[START Data in this exercise]

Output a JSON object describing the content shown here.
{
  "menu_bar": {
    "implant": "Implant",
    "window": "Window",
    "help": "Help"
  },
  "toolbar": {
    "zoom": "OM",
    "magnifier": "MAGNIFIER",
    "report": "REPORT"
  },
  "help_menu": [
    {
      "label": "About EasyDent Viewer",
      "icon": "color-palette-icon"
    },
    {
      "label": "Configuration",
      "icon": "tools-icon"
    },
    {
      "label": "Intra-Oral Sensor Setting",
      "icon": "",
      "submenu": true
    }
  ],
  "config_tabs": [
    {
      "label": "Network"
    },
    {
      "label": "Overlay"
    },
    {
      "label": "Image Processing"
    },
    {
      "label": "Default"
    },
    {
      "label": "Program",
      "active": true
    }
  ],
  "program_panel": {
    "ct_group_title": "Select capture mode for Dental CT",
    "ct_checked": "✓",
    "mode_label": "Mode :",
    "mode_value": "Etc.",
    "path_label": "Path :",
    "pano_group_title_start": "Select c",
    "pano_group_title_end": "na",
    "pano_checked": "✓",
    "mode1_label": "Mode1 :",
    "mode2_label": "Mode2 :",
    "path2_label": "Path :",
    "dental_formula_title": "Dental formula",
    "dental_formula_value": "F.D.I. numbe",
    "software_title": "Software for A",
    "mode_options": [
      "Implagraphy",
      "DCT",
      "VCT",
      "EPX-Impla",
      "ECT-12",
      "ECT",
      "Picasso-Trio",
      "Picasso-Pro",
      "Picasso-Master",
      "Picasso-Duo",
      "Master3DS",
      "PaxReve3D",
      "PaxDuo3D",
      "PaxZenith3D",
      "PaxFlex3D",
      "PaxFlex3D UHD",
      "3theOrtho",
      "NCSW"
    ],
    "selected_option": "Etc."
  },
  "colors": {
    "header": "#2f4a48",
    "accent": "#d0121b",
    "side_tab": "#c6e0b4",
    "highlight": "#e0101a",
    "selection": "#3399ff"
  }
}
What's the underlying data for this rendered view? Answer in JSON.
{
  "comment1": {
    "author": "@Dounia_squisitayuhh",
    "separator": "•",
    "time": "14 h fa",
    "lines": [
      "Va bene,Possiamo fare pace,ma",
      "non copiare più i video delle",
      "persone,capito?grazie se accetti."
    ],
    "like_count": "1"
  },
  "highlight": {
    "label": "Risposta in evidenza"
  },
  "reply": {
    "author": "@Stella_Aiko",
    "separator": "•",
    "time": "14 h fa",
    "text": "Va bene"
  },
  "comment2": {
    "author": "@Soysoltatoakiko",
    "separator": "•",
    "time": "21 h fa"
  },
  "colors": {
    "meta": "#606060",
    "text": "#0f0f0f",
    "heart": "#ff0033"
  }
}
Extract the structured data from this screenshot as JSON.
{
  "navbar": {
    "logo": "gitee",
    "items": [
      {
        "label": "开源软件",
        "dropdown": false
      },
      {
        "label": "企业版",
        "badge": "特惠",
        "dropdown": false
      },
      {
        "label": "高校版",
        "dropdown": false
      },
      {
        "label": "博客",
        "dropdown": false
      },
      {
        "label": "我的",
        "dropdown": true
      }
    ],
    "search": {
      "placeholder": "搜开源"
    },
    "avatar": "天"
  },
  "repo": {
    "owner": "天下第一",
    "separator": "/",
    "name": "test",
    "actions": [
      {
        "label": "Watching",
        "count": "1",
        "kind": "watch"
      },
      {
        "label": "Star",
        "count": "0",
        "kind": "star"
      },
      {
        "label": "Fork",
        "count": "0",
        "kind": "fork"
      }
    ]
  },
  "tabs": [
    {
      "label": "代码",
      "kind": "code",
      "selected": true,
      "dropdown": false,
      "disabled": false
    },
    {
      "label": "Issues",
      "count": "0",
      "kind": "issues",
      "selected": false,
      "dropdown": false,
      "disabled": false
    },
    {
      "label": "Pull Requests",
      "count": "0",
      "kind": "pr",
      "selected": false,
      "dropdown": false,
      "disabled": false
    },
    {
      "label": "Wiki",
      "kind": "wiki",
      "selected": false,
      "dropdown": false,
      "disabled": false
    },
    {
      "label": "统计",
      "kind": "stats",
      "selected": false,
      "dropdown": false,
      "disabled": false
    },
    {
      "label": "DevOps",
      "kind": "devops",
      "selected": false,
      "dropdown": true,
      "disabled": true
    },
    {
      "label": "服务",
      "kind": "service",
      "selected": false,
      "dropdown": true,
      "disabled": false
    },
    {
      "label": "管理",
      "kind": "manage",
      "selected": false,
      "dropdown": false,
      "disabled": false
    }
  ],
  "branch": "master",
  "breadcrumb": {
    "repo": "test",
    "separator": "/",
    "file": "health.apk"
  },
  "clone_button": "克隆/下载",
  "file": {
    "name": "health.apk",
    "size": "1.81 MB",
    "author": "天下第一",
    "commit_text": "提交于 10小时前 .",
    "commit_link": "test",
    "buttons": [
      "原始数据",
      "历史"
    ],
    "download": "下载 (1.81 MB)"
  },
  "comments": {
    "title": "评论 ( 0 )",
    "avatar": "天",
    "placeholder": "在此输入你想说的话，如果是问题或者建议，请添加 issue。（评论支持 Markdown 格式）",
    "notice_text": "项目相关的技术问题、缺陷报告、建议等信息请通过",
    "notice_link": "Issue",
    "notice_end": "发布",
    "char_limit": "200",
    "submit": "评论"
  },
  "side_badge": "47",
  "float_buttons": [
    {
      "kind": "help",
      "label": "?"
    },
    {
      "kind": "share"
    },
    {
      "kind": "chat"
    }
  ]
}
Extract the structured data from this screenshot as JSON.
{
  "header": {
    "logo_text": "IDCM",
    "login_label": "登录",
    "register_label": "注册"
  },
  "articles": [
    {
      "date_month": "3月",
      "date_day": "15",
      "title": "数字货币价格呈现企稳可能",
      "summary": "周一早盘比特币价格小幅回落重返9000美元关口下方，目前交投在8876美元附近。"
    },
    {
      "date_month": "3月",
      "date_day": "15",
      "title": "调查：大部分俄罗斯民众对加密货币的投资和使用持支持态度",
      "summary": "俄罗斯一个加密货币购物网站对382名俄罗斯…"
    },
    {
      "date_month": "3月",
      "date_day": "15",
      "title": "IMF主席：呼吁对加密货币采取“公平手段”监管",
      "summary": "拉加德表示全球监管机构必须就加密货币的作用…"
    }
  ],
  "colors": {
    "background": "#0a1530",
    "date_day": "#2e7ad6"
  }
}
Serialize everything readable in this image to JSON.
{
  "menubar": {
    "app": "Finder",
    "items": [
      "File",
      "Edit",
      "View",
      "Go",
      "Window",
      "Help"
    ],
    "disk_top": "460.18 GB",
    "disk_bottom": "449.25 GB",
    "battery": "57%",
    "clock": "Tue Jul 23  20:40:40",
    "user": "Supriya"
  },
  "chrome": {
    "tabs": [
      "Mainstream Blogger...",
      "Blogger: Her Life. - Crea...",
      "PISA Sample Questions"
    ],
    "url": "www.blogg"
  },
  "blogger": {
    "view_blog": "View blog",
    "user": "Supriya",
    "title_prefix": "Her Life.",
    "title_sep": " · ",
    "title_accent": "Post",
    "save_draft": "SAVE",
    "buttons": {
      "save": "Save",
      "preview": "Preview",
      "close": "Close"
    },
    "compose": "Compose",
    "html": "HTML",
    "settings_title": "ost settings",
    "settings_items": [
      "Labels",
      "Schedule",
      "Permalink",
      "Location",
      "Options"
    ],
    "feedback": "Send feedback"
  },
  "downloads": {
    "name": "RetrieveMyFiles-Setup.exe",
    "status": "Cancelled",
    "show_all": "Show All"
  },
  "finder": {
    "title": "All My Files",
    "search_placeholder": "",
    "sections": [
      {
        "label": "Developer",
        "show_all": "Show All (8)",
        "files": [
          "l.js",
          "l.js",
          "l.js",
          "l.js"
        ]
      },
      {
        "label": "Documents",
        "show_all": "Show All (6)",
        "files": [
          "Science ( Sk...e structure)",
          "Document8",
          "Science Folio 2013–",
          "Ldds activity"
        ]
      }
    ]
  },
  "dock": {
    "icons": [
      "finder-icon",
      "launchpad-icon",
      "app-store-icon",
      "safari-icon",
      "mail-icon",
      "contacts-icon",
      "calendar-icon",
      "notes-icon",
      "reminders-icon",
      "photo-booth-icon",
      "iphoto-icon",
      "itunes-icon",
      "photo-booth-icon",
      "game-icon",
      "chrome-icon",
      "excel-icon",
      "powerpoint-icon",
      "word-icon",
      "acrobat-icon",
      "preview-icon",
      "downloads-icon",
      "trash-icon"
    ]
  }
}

[END Data in this exercise]

* Given request
Filter the records down to the lines that contain the string "summary", and copy those lines.

* Exercise result
      "summary": "周一早盘比特币价格小幅回落重返9000美元关口下方，目前交投在8876美元附近。"
      "summary": "俄罗斯一个加密货币购物网站对382名俄罗斯…"
      "summary": "拉加德表示全球监管机构必须就加密货币的作用…"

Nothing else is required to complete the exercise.